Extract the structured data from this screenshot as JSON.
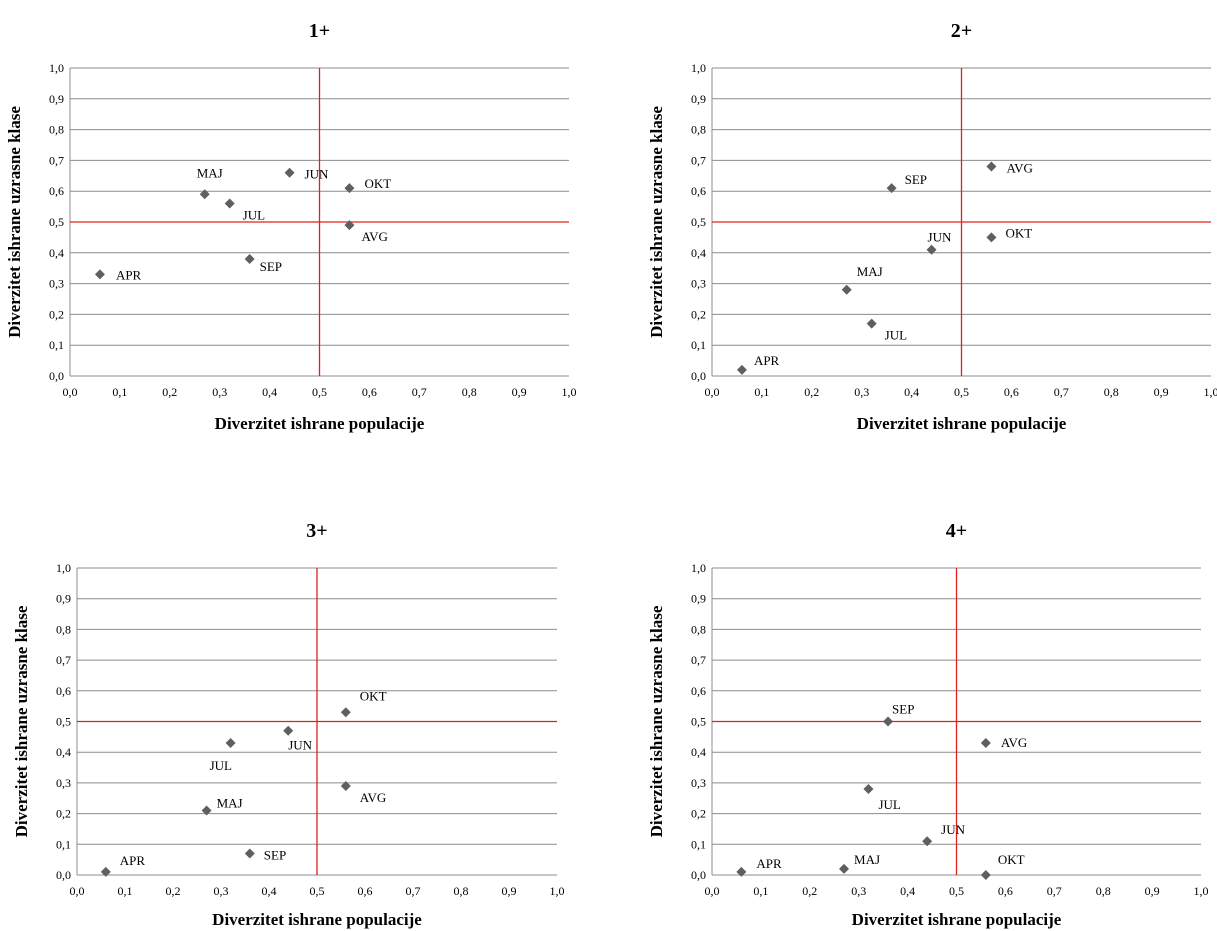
{
  "chart_data": [
    {
      "type": "scatter",
      "title": "1+",
      "xlabel": "Diverzitet ishrane populacije",
      "ylabel": "Diverzitet ishrane uzrasne klase",
      "xlim": [
        0,
        1
      ],
      "ylim": [
        0,
        1
      ],
      "ticks": [
        "0,0",
        "0,1",
        "0,2",
        "0,3",
        "0,4",
        "0,5",
        "0,6",
        "0,7",
        "0,8",
        "0,9",
        "1,0"
      ],
      "grid": true,
      "reference_lines": {
        "x": 0.5,
        "y": 0.5
      },
      "points": [
        {
          "label": "APR",
          "x": 0.06,
          "y": 0.33
        },
        {
          "label": "MAJ",
          "x": 0.27,
          "y": 0.59
        },
        {
          "label": "JUN",
          "x": 0.44,
          "y": 0.66
        },
        {
          "label": "JUL",
          "x": 0.32,
          "y": 0.56
        },
        {
          "label": "AVG",
          "x": 0.56,
          "y": 0.49
        },
        {
          "label": "SEP",
          "x": 0.36,
          "y": 0.38
        },
        {
          "label": "OKT",
          "x": 0.56,
          "y": 0.61
        }
      ]
    },
    {
      "type": "scatter",
      "title": "2+",
      "xlabel": "Diverzitet ishrane populacije",
      "ylabel": "Diverzitet ishrane uzrasne klase",
      "xlim": [
        0,
        1
      ],
      "ylim": [
        0,
        1
      ],
      "ticks": [
        "0,0",
        "0,1",
        "0,2",
        "0,3",
        "0,4",
        "0,5",
        "0,6",
        "0,7",
        "0,8",
        "0,9",
        "1,0"
      ],
      "grid": true,
      "reference_lines": {
        "x": 0.5,
        "y": 0.5
      },
      "points": [
        {
          "label": "APR",
          "x": 0.06,
          "y": 0.02
        },
        {
          "label": "MAJ",
          "x": 0.27,
          "y": 0.28
        },
        {
          "label": "JUN",
          "x": 0.44,
          "y": 0.41
        },
        {
          "label": "JUL",
          "x": 0.32,
          "y": 0.17
        },
        {
          "label": "AVG",
          "x": 0.56,
          "y": 0.68
        },
        {
          "label": "SEP",
          "x": 0.36,
          "y": 0.61
        },
        {
          "label": "OKT",
          "x": 0.56,
          "y": 0.45
        }
      ]
    },
    {
      "type": "scatter",
      "title": "3+",
      "xlabel": "Diverzitet ishrane populacije",
      "ylabel": "Diverzitet ishrane uzrasne klase",
      "xlim": [
        0,
        1
      ],
      "ylim": [
        0,
        1
      ],
      "ticks": [
        "0,0",
        "0,1",
        "0,2",
        "0,3",
        "0,4",
        "0,5",
        "0,6",
        "0,7",
        "0,8",
        "0,9",
        "1,0"
      ],
      "grid": true,
      "reference_lines": {
        "x": 0.5,
        "y": 0.5
      },
      "points": [
        {
          "label": "APR",
          "x": 0.06,
          "y": 0.01
        },
        {
          "label": "MAJ",
          "x": 0.27,
          "y": 0.21
        },
        {
          "label": "JUN",
          "x": 0.44,
          "y": 0.47
        },
        {
          "label": "JUL",
          "x": 0.32,
          "y": 0.43
        },
        {
          "label": "AVG",
          "x": 0.56,
          "y": 0.29
        },
        {
          "label": "SEP",
          "x": 0.36,
          "y": 0.07
        },
        {
          "label": "OKT",
          "x": 0.56,
          "y": 0.53
        }
      ]
    },
    {
      "type": "scatter",
      "title": "4+",
      "xlabel": "Diverzitet ishrane populacije",
      "ylabel": "Diverzitet ishrane uzrasne klase",
      "xlim": [
        0,
        1
      ],
      "ylim": [
        0,
        1
      ],
      "ticks": [
        "0,0",
        "0,1",
        "0,2",
        "0,3",
        "0,4",
        "0,5",
        "0,6",
        "0,7",
        "0,8",
        "0,9",
        "1,0"
      ],
      "grid": true,
      "reference_lines": {
        "x": 0.5,
        "y": 0.5
      },
      "points": [
        {
          "label": "APR",
          "x": 0.06,
          "y": 0.01
        },
        {
          "label": "MAJ",
          "x": 0.27,
          "y": 0.02
        },
        {
          "label": "JUN",
          "x": 0.44,
          "y": 0.11
        },
        {
          "label": "JUL",
          "x": 0.32,
          "y": 0.28
        },
        {
          "label": "AVG",
          "x": 0.56,
          "y": 0.43
        },
        {
          "label": "SEP",
          "x": 0.36,
          "y": 0.5
        },
        {
          "label": "OKT",
          "x": 0.56,
          "y": 0.0
        }
      ]
    }
  ]
}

:::::

◆ Task to complete
Reproduce the whole listing word for word, setting aside any pictures.

◆ Complete response
Extract the structured data from this screenshot as JSON.
{
  "chart_data": [
    {
      "type": "scatter",
      "title": "1+",
      "xlabel": "Diverzitet ishrane populacije",
      "ylabel": "Diverzitet ishrane uzrasne klase",
      "xlim": [
        0,
        1
      ],
      "ylim": [
        0,
        1
      ],
      "ticks": [
        "0,0",
        "0,1",
        "0,2",
        "0,3",
        "0,4",
        "0,5",
        "0,6",
        "0,7",
        "0,8",
        "0,9",
        "1,0"
      ],
      "grid": true,
      "reference_lines": {
        "x": 0.5,
        "y": 0.5
      },
      "points": [
        {
          "label": "APR",
          "x": 0.06,
          "y": 0.33
        },
        {
          "label": "MAJ",
          "x": 0.27,
          "y": 0.59
        },
        {
          "label": "JUN",
          "x": 0.44,
          "y": 0.66
        },
        {
          "label": "JUL",
          "x": 0.32,
          "y": 0.56
        },
        {
          "label": "AVG",
          "x": 0.56,
          "y": 0.49
        },
        {
          "label": "SEP",
          "x": 0.36,
          "y": 0.38
        },
        {
          "label": "OKT",
          "x": 0.56,
          "y": 0.61
        }
      ]
    },
    {
      "type": "scatter",
      "title": "2+",
      "xlabel": "Diverzitet ishrane populacije",
      "ylabel": "Diverzitet ishrane uzrasne klase",
      "xlim": [
        0,
        1
      ],
      "ylim": [
        0,
        1
      ],
      "ticks": [
        "0,0",
        "0,1",
        "0,2",
        "0,3",
        "0,4",
        "0,5",
        "0,6",
        "0,7",
        "0,8",
        "0,9",
        "1,0"
      ],
      "grid": true,
      "reference_lines": {
        "x": 0.5,
        "y": 0.5
      },
      "points": [
        {
          "label": "APR",
          "x": 0.06,
          "y": 0.02
        },
        {
          "label": "MAJ",
          "x": 0.27,
          "y": 0.28
        },
        {
          "label": "JUN",
          "x": 0.44,
          "y": 0.41
        },
        {
          "label": "JUL",
          "x": 0.32,
          "y": 0.17
        },
        {
          "label": "AVG",
          "x": 0.56,
          "y": 0.68
        },
        {
          "label": "SEP",
          "x": 0.36,
          "y": 0.61
        },
        {
          "label": "OKT",
          "x": 0.56,
          "y": 0.45
        }
      ]
    },
    {
      "type": "scatter",
      "title": "3+",
      "xlabel": "Diverzitet ishrane populacije",
      "ylabel": "Diverzitet ishrane uzrasne klase",
      "xlim": [
        0,
        1
      ],
      "ylim": [
        0,
        1
      ],
      "ticks": [
        "0,0",
        "0,1",
        "0,2",
        "0,3",
        "0,4",
        "0,5",
        "0,6",
        "0,7",
        "0,8",
        "0,9",
        "1,0"
      ],
      "grid": true,
      "reference_lines": {
        "x": 0.5,
        "y": 0.5
      },
      "points": [
        {
          "label": "APR",
          "x": 0.06,
          "y": 0.01
        },
        {
          "label": "MAJ",
          "x": 0.27,
          "y": 0.21
        },
        {
          "label": "JUN",
          "x": 0.44,
          "y": 0.47
        },
        {
          "label": "JUL",
          "x": 0.32,
          "y": 0.43
        },
        {
          "label": "AVG",
          "x": 0.56,
          "y": 0.29
        },
        {
          "label": "SEP",
          "x": 0.36,
          "y": 0.07
        },
        {
          "label": "OKT",
          "x": 0.56,
          "y": 0.53
        }
      ]
    },
    {
      "type": "scatter",
      "title": "4+",
      "xlabel": "Diverzitet ishrane populacije",
      "ylabel": "Diverzitet ishrane uzrasne klase",
      "xlim": [
        0,
        1
      ],
      "ylim": [
        0,
        1
      ],
      "ticks": [
        "0,0",
        "0,1",
        "0,2",
        "0,3",
        "0,4",
        "0,5",
        "0,6",
        "0,7",
        "0,8",
        "0,9",
        "1,0"
      ],
      "grid": true,
      "reference_lines": {
        "x": 0.5,
        "y": 0.5
      },
      "points": [
        {
          "label": "APR",
          "x": 0.06,
          "y": 0.01
        },
        {
          "label": "MAJ",
          "x": 0.27,
          "y": 0.02
        },
        {
          "label": "JUN",
          "x": 0.44,
          "y": 0.11
        },
        {
          "label": "JUL",
          "x": 0.32,
          "y": 0.28
        },
        {
          "label": "AVG",
          "x": 0.56,
          "y": 0.43
        },
        {
          "label": "SEP",
          "x": 0.36,
          "y": 0.5
        },
        {
          "label": "OKT",
          "x": 0.56,
          "y": 0.0
        }
      ]
    }
  ]
}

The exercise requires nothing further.